- Instructions for the task: A single number is the answer here: how many lines of the entries contain "screenshot"?

- Source data:
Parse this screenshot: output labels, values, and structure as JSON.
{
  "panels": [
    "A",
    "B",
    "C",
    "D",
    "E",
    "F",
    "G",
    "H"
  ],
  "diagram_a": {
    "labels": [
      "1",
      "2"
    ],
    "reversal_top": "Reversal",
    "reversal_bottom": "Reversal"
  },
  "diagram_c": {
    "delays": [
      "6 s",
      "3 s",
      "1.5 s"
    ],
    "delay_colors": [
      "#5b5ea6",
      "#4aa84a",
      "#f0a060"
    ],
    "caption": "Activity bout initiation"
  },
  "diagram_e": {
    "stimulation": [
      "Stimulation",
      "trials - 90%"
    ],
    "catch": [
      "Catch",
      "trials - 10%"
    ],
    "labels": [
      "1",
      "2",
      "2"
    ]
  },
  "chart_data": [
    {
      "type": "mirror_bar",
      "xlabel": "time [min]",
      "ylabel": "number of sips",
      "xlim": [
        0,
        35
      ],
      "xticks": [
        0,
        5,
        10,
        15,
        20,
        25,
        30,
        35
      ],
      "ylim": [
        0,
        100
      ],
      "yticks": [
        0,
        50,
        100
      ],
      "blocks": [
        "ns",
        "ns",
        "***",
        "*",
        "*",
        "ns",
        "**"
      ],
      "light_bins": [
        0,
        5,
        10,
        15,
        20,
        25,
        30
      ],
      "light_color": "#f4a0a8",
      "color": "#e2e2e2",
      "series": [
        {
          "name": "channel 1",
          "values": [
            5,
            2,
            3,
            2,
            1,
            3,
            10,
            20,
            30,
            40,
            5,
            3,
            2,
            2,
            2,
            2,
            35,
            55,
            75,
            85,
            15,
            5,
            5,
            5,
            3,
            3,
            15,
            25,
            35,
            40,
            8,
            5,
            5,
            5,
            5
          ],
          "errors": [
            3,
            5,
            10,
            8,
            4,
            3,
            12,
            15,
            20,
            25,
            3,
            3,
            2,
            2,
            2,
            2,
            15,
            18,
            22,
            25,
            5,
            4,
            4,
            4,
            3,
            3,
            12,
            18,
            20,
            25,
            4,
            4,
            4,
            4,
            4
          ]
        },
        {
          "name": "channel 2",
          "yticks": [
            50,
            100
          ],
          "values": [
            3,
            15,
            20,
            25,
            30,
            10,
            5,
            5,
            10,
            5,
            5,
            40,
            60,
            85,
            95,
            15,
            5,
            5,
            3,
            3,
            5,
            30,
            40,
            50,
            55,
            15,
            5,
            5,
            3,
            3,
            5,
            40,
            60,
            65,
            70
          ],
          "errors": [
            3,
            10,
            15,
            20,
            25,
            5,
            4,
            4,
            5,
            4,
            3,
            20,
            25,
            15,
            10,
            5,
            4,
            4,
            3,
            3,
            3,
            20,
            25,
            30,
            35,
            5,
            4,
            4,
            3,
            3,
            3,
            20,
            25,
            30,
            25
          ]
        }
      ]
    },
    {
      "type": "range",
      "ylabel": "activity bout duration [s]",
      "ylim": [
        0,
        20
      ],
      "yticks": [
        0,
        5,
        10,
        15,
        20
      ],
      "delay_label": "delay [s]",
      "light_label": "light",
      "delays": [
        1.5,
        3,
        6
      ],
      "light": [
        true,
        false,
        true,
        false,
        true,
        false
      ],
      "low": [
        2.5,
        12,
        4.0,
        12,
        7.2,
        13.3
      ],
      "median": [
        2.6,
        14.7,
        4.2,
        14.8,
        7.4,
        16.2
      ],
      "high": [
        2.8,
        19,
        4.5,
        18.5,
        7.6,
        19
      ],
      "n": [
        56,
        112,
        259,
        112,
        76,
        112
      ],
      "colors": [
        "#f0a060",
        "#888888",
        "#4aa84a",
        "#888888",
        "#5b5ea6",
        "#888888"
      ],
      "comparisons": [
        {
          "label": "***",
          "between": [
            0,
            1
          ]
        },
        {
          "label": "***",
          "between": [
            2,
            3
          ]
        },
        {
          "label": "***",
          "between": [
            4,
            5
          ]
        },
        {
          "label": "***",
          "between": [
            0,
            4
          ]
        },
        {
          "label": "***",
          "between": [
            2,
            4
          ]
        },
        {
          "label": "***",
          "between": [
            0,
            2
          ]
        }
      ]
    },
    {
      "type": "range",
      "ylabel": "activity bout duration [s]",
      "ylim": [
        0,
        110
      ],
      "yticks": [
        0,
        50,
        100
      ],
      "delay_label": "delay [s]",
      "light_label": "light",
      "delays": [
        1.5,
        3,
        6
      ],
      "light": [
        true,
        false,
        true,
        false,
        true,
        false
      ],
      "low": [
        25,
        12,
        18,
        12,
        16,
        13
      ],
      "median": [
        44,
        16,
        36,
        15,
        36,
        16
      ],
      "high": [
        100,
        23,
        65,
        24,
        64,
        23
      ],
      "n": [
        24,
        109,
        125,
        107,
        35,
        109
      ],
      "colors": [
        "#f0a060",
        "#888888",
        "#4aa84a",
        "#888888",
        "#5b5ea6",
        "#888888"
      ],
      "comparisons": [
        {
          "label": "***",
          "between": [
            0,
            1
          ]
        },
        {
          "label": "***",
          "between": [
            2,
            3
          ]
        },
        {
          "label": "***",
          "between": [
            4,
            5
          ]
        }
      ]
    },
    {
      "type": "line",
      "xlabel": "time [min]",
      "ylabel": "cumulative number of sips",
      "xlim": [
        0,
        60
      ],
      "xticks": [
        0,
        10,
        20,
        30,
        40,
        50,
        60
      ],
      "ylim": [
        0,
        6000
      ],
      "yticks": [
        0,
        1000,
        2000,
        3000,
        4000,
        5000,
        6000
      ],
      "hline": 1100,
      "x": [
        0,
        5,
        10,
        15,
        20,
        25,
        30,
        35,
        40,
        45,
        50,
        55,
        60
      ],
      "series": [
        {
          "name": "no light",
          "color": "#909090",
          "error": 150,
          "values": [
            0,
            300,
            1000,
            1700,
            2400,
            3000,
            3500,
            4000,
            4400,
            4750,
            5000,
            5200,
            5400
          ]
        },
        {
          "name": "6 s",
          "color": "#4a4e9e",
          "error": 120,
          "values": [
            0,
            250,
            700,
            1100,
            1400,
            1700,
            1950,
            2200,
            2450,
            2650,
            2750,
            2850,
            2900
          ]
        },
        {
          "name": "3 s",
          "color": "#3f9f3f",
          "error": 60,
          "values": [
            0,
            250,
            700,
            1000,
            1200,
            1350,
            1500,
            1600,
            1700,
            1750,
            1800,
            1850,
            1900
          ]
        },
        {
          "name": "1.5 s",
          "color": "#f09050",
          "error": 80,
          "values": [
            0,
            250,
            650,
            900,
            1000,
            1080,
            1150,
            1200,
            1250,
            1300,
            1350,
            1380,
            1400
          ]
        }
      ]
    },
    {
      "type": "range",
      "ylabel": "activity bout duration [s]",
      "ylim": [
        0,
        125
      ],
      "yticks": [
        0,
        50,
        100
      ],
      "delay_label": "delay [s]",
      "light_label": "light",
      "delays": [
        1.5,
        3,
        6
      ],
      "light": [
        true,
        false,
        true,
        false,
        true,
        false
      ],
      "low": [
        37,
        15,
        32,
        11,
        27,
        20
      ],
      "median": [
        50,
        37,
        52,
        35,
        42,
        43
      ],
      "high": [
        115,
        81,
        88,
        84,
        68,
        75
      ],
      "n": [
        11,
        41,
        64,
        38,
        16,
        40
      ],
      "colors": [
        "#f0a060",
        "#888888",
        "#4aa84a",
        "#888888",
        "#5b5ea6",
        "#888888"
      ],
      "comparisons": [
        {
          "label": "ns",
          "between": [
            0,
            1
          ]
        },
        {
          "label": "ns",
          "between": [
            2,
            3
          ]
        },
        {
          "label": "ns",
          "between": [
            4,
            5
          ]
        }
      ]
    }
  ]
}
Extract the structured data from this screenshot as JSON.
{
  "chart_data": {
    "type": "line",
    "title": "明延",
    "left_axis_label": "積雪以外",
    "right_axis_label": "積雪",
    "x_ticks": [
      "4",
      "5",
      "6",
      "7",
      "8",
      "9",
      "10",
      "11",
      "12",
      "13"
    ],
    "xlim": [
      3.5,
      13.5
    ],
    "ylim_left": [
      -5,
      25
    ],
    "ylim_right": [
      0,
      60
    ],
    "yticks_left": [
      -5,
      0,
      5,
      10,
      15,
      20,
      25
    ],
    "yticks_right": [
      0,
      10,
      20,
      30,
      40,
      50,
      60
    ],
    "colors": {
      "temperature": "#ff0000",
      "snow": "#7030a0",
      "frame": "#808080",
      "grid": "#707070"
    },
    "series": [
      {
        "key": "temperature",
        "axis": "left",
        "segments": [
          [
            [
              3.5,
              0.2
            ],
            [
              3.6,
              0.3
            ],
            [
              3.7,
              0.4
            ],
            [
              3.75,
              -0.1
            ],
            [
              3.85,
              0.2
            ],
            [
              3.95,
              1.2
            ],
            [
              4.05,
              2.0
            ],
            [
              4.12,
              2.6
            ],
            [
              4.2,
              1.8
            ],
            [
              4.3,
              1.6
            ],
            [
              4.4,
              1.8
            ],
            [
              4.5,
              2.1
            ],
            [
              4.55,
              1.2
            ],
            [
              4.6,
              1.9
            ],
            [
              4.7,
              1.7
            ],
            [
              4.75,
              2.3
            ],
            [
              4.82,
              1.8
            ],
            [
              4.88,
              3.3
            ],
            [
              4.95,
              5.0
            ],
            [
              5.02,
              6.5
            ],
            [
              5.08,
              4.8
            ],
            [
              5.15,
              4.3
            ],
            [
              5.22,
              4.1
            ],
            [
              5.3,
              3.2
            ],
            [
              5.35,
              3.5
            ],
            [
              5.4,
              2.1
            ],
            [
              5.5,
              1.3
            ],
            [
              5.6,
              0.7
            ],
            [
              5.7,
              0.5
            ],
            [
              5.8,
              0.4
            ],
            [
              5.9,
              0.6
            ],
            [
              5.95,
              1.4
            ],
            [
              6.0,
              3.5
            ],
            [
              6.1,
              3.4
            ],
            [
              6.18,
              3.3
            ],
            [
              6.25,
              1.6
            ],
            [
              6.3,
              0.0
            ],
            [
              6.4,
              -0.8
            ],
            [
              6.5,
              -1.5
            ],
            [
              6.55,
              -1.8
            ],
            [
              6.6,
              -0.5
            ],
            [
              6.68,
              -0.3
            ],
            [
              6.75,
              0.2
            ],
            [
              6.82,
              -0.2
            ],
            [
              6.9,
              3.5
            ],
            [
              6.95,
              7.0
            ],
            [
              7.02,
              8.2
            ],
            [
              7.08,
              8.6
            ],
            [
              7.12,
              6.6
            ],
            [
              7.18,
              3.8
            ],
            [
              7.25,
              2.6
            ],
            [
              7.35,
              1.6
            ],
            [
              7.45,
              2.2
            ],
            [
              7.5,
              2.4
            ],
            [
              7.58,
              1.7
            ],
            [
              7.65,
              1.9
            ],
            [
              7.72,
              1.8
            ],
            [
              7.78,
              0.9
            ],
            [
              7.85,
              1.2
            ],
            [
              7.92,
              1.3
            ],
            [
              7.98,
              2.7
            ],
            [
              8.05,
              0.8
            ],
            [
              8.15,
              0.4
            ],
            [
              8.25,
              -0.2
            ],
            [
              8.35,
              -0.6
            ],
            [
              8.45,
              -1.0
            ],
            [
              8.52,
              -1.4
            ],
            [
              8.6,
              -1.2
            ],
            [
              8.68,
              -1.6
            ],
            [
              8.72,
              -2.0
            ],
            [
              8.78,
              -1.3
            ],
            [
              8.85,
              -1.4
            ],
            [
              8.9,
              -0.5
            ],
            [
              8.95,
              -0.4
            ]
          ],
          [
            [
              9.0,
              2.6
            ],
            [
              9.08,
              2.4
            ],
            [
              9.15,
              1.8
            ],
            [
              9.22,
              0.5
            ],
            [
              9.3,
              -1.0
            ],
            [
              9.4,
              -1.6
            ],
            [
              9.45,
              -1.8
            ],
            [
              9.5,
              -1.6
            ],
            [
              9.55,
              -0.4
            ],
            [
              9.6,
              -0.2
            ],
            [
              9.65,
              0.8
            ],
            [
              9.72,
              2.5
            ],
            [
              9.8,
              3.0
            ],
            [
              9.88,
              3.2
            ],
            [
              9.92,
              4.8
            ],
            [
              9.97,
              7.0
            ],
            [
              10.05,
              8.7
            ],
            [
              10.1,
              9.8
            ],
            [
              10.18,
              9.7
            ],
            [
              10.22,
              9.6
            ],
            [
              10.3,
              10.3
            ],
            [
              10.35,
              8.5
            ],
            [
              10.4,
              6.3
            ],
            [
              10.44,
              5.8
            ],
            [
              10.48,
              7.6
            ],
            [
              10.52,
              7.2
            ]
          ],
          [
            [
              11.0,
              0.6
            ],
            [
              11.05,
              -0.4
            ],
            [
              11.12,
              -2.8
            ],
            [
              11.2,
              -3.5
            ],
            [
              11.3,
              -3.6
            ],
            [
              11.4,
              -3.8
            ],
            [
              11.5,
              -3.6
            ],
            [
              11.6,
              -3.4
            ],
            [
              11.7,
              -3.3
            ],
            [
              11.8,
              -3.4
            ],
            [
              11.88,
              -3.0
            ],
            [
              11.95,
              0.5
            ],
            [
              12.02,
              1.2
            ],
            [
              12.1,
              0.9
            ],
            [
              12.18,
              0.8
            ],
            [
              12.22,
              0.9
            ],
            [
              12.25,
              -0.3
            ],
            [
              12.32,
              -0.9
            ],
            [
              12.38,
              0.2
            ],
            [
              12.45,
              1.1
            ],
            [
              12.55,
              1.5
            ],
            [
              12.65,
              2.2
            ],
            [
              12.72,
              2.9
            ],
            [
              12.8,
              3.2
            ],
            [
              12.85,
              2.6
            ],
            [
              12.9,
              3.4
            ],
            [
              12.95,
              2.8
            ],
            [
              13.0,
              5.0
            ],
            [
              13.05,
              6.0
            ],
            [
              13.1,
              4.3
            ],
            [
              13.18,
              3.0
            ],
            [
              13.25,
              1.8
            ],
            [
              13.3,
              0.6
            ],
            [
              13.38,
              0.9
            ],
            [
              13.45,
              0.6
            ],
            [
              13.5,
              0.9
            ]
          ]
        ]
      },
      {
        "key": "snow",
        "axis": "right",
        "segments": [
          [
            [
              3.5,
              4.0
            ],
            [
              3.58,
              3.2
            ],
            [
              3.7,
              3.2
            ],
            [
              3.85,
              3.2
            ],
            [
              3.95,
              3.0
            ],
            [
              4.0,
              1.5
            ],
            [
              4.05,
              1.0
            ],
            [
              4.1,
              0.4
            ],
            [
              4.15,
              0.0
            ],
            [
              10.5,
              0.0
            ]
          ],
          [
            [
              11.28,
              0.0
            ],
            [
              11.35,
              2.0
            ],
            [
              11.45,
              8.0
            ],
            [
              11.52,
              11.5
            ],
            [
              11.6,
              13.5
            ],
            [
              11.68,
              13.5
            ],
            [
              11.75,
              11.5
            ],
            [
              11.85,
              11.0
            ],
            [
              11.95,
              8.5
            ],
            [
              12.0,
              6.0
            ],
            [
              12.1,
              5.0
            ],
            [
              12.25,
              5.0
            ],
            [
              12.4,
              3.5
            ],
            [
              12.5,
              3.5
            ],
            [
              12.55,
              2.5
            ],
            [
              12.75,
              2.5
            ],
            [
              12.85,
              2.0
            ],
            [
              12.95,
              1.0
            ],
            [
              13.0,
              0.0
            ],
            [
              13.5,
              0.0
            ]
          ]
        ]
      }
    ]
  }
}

- Finished answer: 2